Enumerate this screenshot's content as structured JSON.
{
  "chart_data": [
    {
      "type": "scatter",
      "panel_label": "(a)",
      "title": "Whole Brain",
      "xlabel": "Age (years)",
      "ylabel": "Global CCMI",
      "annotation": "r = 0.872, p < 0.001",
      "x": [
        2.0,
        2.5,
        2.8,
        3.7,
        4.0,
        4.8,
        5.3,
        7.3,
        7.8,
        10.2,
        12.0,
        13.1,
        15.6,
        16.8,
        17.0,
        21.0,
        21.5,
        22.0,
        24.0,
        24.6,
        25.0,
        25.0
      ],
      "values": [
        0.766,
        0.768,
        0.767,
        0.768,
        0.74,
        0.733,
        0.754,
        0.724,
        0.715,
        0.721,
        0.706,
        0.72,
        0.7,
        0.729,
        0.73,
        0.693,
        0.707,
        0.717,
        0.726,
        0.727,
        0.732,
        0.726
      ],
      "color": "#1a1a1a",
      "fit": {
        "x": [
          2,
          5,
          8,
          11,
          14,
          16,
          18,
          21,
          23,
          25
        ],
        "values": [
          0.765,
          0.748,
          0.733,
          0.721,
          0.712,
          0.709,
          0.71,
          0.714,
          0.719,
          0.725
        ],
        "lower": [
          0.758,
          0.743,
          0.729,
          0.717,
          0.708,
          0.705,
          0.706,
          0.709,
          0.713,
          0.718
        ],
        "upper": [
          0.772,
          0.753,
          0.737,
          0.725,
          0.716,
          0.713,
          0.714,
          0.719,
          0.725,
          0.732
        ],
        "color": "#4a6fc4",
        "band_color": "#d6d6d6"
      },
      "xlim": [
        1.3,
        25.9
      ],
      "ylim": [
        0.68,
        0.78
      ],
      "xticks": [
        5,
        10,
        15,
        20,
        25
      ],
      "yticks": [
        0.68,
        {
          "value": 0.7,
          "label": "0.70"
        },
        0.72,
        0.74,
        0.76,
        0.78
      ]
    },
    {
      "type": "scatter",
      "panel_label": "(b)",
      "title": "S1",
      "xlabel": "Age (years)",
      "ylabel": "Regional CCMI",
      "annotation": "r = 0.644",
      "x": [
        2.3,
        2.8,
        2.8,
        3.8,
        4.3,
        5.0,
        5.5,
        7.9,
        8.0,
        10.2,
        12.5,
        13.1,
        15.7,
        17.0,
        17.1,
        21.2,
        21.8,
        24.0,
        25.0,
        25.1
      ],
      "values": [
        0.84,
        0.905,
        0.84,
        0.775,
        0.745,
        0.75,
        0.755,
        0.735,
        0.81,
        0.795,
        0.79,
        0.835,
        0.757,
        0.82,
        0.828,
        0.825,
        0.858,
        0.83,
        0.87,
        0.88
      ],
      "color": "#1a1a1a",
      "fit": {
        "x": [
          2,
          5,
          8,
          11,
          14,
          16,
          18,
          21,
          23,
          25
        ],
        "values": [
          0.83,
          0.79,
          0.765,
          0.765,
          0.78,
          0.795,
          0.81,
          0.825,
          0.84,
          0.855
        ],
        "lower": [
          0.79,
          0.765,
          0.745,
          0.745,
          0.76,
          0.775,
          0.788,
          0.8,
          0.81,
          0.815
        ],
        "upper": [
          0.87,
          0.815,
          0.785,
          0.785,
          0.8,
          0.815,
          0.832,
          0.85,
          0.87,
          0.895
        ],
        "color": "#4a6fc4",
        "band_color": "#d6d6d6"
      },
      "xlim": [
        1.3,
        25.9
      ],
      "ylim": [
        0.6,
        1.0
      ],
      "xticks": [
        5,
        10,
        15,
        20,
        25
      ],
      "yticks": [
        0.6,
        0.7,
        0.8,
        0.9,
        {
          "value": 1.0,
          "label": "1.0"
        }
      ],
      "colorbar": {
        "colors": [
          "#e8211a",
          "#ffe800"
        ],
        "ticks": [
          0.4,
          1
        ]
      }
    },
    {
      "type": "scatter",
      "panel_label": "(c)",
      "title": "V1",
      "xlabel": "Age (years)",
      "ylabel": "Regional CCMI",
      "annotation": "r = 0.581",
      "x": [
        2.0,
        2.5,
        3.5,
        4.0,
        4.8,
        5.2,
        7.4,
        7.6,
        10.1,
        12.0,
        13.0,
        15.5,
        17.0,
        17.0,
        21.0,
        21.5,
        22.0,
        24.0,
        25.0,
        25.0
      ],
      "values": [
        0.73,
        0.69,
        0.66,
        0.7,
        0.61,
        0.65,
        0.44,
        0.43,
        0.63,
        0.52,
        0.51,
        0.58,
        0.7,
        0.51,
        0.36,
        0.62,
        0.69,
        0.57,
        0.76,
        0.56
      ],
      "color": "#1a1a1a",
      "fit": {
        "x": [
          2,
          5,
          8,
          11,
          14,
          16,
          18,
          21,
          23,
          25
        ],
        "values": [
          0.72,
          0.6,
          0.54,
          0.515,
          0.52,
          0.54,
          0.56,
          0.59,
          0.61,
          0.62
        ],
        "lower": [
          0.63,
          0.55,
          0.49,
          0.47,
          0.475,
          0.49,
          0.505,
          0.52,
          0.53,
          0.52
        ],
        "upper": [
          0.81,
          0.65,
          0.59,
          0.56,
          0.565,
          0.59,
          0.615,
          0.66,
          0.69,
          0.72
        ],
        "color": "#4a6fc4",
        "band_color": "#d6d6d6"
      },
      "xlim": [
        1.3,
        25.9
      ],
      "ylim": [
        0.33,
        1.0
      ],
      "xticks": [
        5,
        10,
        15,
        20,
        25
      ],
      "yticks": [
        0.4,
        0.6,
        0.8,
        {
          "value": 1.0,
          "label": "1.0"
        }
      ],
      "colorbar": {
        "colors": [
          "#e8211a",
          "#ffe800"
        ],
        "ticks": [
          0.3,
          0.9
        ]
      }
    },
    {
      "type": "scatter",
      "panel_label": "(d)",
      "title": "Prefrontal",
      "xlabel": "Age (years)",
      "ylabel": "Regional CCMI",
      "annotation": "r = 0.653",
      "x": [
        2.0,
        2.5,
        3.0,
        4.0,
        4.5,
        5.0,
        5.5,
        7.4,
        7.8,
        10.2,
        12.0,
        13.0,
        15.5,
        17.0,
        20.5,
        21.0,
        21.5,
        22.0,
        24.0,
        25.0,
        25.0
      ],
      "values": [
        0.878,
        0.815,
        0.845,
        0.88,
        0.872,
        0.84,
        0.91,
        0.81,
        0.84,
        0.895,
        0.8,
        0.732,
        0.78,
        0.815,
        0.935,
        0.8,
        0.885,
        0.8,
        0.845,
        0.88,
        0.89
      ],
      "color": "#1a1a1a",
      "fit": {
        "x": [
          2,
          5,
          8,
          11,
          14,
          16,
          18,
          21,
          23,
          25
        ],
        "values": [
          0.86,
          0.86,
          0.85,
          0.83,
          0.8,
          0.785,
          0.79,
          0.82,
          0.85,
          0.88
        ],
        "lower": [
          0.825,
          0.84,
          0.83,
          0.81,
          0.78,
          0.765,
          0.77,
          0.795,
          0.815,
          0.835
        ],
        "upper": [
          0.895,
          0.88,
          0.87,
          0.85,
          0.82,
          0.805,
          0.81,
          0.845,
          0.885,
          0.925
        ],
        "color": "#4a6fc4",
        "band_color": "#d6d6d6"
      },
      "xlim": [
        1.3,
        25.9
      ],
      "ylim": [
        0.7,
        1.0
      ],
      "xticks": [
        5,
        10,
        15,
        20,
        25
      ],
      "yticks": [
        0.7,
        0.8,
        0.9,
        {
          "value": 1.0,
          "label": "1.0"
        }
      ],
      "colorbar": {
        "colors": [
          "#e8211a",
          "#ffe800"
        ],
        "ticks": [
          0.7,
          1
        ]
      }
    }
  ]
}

◇ ◇ ◇ ◇

Exactly reproduce every line found in the records.

**EXPECTED ANSWER**
Enumerate this screenshot's content as structured JSON.
{
  "chart_data": [
    {
      "type": "scatter",
      "panel_label": "(a)",
      "title": "Whole Brain",
      "xlabel": "Age (years)",
      "ylabel": "Global CCMI",
      "annotation": "r = 0.872, p < 0.001",
      "x": [
        2.0,
        2.5,
        2.8,
        3.7,
        4.0,
        4.8,
        5.3,
        7.3,
        7.8,
        10.2,
        12.0,
        13.1,
        15.6,
        16.8,
        17.0,
        21.0,
        21.5,
        22.0,
        24.0,
        24.6,
        25.0,
        25.0
      ],
      "values": [
        0.766,
        0.768,
        0.767,
        0.768,
        0.74,
        0.733,
        0.754,
        0.724,
        0.715,
        0.721,
        0.706,
        0.72,
        0.7,
        0.729,
        0.73,
        0.693,
        0.707,
        0.717,
        0.726,
        0.727,
        0.732,
        0.726
      ],
      "color": "#1a1a1a",
      "fit": {
        "x": [
          2,
          5,
          8,
          11,
          14,
          16,
          18,
          21,
          23,
          25
        ],
        "values": [
          0.765,
          0.748,
          0.733,
          0.721,
          0.712,
          0.709,
          0.71,
          0.714,
          0.719,
          0.725
        ],
        "lower": [
          0.758,
          0.743,
          0.729,
          0.717,
          0.708,
          0.705,
          0.706,
          0.709,
          0.713,
          0.718
        ],
        "upper": [
          0.772,
          0.753,
          0.737,
          0.725,
          0.716,
          0.713,
          0.714,
          0.719,
          0.725,
          0.732
        ],
        "color": "#4a6fc4",
        "band_color": "#d6d6d6"
      },
      "xlim": [
        1.3,
        25.9
      ],
      "ylim": [
        0.68,
        0.78
      ],
      "xticks": [
        5,
        10,
        15,
        20,
        25
      ],
      "yticks": [
        0.68,
        {
          "value": 0.7,
          "label": "0.70"
        },
        0.72,
        0.74,
        0.76,
        0.78
      ]
    },
    {
      "type": "scatter",
      "panel_label": "(b)",
      "title": "S1",
      "xlabel": "Age (years)",
      "ylabel": "Regional CCMI",
      "annotation": "r = 0.644",
      "x": [
        2.3,
        2.8,
        2.8,
        3.8,
        4.3,
        5.0,
        5.5,
        7.9,
        8.0,
        10.2,
        12.5,
        13.1,
        15.7,
        17.0,
        17.1,
        21.2,
        21.8,
        24.0,
        25.0,
        25.1
      ],
      "values": [
        0.84,
        0.905,
        0.84,
        0.775,
        0.745,
        0.75,
        0.755,
        0.735,
        0.81,
        0.795,
        0.79,
        0.835,
        0.757,
        0.82,
        0.828,
        0.825,
        0.858,
        0.83,
        0.87,
        0.88
      ],
      "color": "#1a1a1a",
      "fit": {
        "x": [
          2,
          5,
          8,
          11,
          14,
          16,
          18,
          21,
          23,
          25
        ],
        "values": [
          0.83,
          0.79,
          0.765,
          0.765,
          0.78,
          0.795,
          0.81,
          0.825,
          0.84,
          0.855
        ],
        "lower": [
          0.79,
          0.765,
          0.745,
          0.745,
          0.76,
          0.775,
          0.788,
          0.8,
          0.81,
          0.815
        ],
        "upper": [
          0.87,
          0.815,
          0.785,
          0.785,
          0.8,
          0.815,
          0.832,
          0.85,
          0.87,
          0.895
        ],
        "color": "#4a6fc4",
        "band_color": "#d6d6d6"
      },
      "xlim": [
        1.3,
        25.9
      ],
      "ylim": [
        0.6,
        1.0
      ],
      "xticks": [
        5,
        10,
        15,
        20,
        25
      ],
      "yticks": [
        0.6,
        0.7,
        0.8,
        0.9,
        {
          "value": 1.0,
          "label": "1.0"
        }
      ],
      "colorbar": {
        "colors": [
          "#e8211a",
          "#ffe800"
        ],
        "ticks": [
          0.4,
          1
        ]
      }
    },
    {
      "type": "scatter",
      "panel_label": "(c)",
      "title": "V1",
      "xlabel": "Age (years)",
      "ylabel": "Regional CCMI",
      "annotation": "r = 0.581",
      "x": [
        2.0,
        2.5,
        3.5,
        4.0,
        4.8,
        5.2,
        7.4,
        7.6,
        10.1,
        12.0,
        13.0,
        15.5,
        17.0,
        17.0,
        21.0,
        21.5,
        22.0,
        24.0,
        25.0,
        25.0
      ],
      "values": [
        0.73,
        0.69,
        0.66,
        0.7,
        0.61,
        0.65,
        0.44,
        0.43,
        0.63,
        0.52,
        0.51,
        0.58,
        0.7,
        0.51,
        0.36,
        0.62,
        0.69,
        0.57,
        0.76,
        0.56
      ],
      "color": "#1a1a1a",
      "fit": {
        "x": [
          2,
          5,
          8,
          11,
          14,
          16,
          18,
          21,
          23,
          25
        ],
        "values": [
          0.72,
          0.6,
          0.54,
          0.515,
          0.52,
          0.54,
          0.56,
          0.59,
          0.61,
          0.62
        ],
        "lower": [
          0.63,
          0.55,
          0.49,
          0.47,
          0.475,
          0.49,
          0.505,
          0.52,
          0.53,
          0.52
        ],
        "upper": [
          0.81,
          0.65,
          0.59,
          0.56,
          0.565,
          0.59,
          0.615,
          0.66,
          0.69,
          0.72
        ],
        "color": "#4a6fc4",
        "band_color": "#d6d6d6"
      },
      "xlim": [
        1.3,
        25.9
      ],
      "ylim": [
        0.33,
        1.0
      ],
      "xticks": [
        5,
        10,
        15,
        20,
        25
      ],
      "yticks": [
        0.4,
        0.6,
        0.8,
        {
          "value": 1.0,
          "label": "1.0"
        }
      ],
      "colorbar": {
        "colors": [
          "#e8211a",
          "#ffe800"
        ],
        "ticks": [
          0.3,
          0.9
        ]
      }
    },
    {
      "type": "scatter",
      "panel_label": "(d)",
      "title": "Prefrontal",
      "xlabel": "Age (years)",
      "ylabel": "Regional CCMI",
      "annotation": "r = 0.653",
      "x": [
        2.0,
        2.5,
        3.0,
        4.0,
        4.5,
        5.0,
        5.5,
        7.4,
        7.8,
        10.2,
        12.0,
        13.0,
        15.5,
        17.0,
        20.5,
        21.0,
        21.5,
        22.0,
        24.0,
        25.0,
        25.0
      ],
      "values": [
        0.878,
        0.815,
        0.845,
        0.88,
        0.872,
        0.84,
        0.91,
        0.81,
        0.84,
        0.895,
        0.8,
        0.732,
        0.78,
        0.815,
        0.935,
        0.8,
        0.885,
        0.8,
        0.845,
        0.88,
        0.89
      ],
      "color": "#1a1a1a",
      "fit": {
        "x": [
          2,
          5,
          8,
          11,
          14,
          16,
          18,
          21,
          23,
          25
        ],
        "values": [
          0.86,
          0.86,
          0.85,
          0.83,
          0.8,
          0.785,
          0.79,
          0.82,
          0.85,
          0.88
        ],
        "lower": [
          0.825,
          0.84,
          0.83,
          0.81,
          0.78,
          0.765,
          0.77,
          0.795,
          0.815,
          0.835
        ],
        "upper": [
          0.895,
          0.88,
          0.87,
          0.85,
          0.82,
          0.805,
          0.81,
          0.845,
          0.885,
          0.925
        ],
        "color": "#4a6fc4",
        "band_color": "#d6d6d6"
      },
      "xlim": [
        1.3,
        25.9
      ],
      "ylim": [
        0.7,
        1.0
      ],
      "xticks": [
        5,
        10,
        15,
        20,
        25
      ],
      "yticks": [
        0.7,
        0.8,
        0.9,
        {
          "value": 1.0,
          "label": "1.0"
        }
      ],
      "colorbar": {
        "colors": [
          "#e8211a",
          "#ffe800"
        ],
        "ticks": [
          0.7,
          1
        ]
      }
    }
  ]
}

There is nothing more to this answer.